** Exercise requirements **
State the number of lines that contain the word "fifty", and add nothing else.

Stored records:
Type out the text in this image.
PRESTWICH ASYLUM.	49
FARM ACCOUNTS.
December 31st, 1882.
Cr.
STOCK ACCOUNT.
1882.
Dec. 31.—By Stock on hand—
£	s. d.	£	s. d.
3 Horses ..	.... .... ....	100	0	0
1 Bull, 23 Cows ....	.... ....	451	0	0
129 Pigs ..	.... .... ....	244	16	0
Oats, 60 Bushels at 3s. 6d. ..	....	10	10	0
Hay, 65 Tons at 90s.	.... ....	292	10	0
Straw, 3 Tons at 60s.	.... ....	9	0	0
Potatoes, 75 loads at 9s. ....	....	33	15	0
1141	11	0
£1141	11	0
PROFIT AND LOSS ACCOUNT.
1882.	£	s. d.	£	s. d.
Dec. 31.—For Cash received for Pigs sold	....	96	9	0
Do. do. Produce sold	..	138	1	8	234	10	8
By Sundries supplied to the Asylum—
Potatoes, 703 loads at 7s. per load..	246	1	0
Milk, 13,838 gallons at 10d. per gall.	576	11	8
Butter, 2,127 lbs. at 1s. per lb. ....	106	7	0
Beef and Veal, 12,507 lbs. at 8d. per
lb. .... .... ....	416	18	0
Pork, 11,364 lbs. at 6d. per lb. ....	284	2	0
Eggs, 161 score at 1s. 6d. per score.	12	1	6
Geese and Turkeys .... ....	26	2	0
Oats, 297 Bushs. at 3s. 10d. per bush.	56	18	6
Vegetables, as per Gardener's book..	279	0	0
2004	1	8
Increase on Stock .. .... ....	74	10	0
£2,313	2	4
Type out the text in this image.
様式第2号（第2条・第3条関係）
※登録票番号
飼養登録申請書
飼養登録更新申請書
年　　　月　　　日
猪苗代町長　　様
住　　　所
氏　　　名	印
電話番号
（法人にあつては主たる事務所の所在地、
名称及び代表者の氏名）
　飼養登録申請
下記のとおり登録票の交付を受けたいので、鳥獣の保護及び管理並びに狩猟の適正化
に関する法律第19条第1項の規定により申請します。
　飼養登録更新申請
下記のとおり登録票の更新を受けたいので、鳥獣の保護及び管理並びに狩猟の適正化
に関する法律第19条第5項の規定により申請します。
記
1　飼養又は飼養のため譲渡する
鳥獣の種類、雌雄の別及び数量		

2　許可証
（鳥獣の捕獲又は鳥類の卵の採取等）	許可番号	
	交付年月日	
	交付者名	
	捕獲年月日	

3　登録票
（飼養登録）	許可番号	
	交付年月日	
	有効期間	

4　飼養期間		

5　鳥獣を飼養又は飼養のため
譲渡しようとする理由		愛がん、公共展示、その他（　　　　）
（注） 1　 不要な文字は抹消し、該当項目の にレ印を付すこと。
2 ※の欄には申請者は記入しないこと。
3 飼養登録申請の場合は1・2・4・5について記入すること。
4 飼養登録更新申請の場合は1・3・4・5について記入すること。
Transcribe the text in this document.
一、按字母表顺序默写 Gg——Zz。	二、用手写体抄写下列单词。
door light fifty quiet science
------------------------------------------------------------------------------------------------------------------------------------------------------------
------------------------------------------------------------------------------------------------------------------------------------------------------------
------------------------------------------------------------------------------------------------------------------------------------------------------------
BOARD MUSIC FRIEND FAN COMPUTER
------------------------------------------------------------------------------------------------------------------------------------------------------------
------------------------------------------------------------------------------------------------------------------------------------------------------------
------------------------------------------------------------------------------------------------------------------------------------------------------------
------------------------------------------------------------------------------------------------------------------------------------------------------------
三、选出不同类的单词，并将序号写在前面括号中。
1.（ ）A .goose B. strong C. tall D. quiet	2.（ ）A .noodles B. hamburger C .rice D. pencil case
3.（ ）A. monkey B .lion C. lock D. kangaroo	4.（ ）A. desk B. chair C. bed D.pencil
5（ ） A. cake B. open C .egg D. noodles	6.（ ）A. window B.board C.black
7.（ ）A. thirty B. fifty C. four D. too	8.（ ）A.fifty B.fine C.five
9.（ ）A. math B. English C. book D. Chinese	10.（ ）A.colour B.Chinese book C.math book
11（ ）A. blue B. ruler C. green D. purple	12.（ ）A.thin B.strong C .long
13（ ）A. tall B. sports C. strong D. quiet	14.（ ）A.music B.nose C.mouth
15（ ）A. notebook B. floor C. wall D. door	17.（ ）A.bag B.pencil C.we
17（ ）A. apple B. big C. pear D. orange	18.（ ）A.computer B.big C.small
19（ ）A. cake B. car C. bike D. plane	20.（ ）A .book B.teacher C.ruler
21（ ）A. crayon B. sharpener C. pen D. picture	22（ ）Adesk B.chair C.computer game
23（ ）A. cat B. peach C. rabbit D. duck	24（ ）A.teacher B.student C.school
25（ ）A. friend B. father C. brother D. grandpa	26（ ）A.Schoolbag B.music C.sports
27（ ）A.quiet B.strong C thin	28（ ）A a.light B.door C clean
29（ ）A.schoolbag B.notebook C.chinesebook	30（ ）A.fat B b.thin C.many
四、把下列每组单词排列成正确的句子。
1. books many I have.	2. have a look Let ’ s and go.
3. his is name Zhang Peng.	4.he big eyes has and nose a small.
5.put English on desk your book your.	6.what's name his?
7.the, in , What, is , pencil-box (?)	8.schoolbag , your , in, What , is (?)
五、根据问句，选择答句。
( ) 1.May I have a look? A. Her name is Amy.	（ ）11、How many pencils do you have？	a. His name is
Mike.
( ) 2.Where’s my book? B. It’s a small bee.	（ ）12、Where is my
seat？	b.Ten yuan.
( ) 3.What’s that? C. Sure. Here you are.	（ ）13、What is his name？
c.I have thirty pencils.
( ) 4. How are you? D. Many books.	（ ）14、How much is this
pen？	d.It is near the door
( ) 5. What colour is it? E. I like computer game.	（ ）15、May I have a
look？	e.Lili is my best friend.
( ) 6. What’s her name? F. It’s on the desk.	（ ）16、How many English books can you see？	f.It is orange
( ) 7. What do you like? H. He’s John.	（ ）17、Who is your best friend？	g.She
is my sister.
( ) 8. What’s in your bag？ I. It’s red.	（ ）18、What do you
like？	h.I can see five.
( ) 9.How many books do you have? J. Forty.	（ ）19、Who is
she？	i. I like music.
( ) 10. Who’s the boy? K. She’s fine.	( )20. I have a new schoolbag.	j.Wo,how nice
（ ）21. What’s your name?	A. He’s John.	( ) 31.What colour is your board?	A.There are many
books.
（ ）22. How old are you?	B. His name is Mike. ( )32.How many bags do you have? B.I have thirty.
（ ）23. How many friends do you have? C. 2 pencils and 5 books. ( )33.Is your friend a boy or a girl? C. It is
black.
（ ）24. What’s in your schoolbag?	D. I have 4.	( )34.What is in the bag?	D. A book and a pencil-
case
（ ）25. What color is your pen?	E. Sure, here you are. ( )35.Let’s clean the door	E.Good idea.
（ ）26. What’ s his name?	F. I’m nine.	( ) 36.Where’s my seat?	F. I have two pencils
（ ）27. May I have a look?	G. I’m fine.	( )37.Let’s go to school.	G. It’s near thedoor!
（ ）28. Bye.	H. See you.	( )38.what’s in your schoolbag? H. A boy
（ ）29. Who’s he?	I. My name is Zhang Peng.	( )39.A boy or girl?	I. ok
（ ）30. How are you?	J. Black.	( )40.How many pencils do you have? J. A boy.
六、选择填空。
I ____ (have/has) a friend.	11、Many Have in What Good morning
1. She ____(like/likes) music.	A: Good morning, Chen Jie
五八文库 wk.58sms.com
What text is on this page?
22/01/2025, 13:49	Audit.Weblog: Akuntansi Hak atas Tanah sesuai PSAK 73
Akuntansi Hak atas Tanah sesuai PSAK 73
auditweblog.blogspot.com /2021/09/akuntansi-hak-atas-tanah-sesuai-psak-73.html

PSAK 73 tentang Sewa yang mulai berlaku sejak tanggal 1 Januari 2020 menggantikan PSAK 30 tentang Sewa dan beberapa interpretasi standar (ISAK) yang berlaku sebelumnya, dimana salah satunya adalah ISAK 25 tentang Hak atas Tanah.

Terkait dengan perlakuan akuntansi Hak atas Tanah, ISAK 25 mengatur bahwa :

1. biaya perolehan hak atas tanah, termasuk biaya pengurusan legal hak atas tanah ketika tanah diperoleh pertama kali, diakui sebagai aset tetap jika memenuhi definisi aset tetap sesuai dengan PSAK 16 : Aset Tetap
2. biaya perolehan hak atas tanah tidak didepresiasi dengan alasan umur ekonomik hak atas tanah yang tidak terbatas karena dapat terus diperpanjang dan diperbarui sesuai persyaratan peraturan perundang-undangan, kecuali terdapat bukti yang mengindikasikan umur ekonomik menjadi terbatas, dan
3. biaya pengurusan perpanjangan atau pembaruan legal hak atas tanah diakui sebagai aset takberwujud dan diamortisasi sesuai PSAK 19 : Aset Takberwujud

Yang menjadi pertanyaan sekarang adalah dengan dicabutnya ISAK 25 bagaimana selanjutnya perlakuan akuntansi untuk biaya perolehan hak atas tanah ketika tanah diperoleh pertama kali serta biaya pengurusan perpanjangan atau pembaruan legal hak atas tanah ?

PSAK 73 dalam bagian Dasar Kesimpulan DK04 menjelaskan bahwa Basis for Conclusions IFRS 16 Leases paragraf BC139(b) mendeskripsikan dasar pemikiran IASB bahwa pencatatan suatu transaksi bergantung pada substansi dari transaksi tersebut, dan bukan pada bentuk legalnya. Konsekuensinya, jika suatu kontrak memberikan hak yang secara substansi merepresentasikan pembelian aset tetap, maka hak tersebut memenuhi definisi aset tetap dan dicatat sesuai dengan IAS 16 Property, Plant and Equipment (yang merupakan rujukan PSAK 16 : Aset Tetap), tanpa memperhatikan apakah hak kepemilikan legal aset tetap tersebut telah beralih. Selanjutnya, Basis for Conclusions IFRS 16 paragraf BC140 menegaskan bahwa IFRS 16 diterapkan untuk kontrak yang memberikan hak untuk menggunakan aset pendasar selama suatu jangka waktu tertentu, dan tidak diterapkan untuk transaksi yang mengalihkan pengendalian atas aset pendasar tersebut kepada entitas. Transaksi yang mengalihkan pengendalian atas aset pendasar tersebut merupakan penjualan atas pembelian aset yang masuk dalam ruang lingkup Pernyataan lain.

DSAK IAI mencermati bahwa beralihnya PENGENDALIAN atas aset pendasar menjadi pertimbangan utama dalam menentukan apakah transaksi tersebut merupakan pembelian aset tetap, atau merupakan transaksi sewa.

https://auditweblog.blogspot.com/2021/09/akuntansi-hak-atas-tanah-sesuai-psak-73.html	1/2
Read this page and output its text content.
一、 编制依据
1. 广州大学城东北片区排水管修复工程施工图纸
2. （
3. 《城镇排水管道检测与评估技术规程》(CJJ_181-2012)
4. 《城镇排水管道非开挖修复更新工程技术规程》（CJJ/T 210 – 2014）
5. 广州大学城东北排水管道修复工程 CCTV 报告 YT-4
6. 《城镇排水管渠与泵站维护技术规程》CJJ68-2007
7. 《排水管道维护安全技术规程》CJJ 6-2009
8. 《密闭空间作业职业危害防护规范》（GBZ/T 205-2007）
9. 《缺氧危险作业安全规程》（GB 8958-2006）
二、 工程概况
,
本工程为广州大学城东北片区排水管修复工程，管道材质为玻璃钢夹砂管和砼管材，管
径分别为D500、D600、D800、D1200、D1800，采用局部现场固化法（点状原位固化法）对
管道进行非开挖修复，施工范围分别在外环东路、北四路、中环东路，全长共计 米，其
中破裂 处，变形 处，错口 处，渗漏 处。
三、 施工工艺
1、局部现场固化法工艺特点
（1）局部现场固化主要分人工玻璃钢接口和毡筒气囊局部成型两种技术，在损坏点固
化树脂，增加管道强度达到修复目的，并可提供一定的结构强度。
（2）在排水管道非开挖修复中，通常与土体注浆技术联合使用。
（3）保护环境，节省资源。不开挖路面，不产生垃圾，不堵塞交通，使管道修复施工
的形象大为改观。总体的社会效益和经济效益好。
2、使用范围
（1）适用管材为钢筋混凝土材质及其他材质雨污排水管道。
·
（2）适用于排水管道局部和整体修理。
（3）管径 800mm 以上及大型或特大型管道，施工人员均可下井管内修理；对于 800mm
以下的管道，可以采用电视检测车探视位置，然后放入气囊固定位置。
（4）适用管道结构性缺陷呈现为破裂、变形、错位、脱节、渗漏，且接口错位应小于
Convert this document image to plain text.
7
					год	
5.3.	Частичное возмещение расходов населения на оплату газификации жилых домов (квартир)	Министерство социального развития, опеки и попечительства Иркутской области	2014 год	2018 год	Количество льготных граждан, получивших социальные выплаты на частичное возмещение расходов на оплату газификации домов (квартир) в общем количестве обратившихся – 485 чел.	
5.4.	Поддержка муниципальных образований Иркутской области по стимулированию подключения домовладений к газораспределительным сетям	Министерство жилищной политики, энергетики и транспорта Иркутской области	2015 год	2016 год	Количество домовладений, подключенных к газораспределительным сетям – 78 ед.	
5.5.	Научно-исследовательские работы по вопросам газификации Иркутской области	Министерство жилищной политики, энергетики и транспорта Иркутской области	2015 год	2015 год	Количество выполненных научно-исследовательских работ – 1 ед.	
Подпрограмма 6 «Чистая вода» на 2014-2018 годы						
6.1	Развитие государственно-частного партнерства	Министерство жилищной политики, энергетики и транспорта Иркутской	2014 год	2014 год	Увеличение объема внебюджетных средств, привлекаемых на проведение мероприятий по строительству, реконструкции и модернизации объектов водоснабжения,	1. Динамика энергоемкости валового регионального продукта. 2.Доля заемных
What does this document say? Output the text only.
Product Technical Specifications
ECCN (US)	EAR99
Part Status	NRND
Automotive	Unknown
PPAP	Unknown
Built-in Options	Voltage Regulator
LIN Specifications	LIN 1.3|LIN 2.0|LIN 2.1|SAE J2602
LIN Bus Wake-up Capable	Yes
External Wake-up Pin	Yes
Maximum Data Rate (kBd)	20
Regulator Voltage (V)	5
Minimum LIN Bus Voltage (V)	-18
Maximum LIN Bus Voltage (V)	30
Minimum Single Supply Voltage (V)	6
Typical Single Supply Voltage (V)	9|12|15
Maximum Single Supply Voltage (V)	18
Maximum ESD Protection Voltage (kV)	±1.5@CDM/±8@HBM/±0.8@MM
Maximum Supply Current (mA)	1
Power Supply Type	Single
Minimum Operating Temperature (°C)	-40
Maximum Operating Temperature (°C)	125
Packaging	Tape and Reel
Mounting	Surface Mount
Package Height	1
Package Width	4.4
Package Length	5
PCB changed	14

** Right answer **
2